» **WHAT THE EXERCISE ASKS**: Check each line of the entries below for the string "Graphic" and state how many lines have it, with no other text.

» **RECORDS FOR THE EXERCISE**:

^^^^^^^^

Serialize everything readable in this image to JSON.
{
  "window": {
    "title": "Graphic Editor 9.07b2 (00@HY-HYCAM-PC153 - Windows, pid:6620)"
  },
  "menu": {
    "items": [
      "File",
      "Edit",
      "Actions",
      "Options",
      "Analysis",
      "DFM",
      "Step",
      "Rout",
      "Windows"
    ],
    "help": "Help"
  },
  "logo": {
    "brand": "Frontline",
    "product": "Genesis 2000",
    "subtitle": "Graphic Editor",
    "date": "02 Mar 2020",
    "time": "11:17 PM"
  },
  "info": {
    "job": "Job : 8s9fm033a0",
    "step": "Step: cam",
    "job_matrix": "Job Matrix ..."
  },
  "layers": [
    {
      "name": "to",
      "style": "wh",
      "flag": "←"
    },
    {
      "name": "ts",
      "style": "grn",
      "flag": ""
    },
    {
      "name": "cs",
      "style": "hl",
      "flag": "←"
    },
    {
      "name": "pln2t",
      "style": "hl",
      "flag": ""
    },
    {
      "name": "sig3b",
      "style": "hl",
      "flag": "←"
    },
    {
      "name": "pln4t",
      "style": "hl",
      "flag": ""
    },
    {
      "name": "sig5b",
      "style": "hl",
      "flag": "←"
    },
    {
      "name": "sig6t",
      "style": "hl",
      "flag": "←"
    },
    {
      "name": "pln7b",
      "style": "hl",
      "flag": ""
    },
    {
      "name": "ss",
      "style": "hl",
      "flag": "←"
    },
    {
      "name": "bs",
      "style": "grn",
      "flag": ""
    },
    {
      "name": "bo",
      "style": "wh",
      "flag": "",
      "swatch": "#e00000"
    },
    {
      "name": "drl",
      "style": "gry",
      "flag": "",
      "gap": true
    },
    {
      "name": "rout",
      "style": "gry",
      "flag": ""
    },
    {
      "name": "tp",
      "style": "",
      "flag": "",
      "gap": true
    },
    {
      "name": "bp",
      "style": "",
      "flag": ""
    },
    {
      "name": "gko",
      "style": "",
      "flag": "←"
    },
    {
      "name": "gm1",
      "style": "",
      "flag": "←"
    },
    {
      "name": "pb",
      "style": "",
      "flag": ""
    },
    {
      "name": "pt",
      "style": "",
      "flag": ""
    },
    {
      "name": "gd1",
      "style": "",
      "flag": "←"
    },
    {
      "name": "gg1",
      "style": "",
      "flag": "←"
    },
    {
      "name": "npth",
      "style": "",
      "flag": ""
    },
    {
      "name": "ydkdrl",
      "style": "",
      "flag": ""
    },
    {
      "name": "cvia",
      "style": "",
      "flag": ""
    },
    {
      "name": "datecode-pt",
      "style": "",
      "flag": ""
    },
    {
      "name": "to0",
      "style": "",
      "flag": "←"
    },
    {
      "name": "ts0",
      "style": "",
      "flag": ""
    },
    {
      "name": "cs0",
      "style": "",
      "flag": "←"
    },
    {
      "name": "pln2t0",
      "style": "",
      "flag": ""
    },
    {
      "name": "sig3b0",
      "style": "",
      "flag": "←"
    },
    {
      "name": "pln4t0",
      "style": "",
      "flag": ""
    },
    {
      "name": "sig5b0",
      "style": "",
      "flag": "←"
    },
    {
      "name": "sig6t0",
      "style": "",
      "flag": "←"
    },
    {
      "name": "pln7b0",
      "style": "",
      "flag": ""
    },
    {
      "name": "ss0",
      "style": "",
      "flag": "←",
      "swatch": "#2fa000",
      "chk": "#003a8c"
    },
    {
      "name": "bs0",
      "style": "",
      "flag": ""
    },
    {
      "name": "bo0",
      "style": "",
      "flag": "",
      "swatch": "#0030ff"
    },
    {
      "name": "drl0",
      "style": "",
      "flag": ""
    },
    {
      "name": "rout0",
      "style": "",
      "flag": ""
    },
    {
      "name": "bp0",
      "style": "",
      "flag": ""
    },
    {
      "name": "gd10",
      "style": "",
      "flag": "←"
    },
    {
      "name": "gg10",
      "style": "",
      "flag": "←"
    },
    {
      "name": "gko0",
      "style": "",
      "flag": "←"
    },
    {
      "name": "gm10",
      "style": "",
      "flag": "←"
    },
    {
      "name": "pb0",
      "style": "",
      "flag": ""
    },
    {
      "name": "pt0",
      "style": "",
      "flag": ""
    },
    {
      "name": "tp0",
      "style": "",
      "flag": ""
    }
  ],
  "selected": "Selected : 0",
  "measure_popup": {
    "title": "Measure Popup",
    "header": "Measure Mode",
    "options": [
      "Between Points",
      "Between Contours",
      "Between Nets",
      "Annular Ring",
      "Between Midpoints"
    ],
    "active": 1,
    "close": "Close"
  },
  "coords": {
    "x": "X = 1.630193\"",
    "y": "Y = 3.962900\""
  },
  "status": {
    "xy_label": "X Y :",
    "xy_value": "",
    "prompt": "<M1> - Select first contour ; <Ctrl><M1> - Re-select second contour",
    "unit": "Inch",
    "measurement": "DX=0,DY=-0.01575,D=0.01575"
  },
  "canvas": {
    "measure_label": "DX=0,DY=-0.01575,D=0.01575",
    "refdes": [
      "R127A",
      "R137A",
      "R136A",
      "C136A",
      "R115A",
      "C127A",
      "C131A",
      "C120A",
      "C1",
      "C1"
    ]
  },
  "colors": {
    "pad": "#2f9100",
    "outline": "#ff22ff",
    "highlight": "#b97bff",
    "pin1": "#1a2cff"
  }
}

^^^^^^^^

» **ANSWER FOR THIS EXERCISE**: 2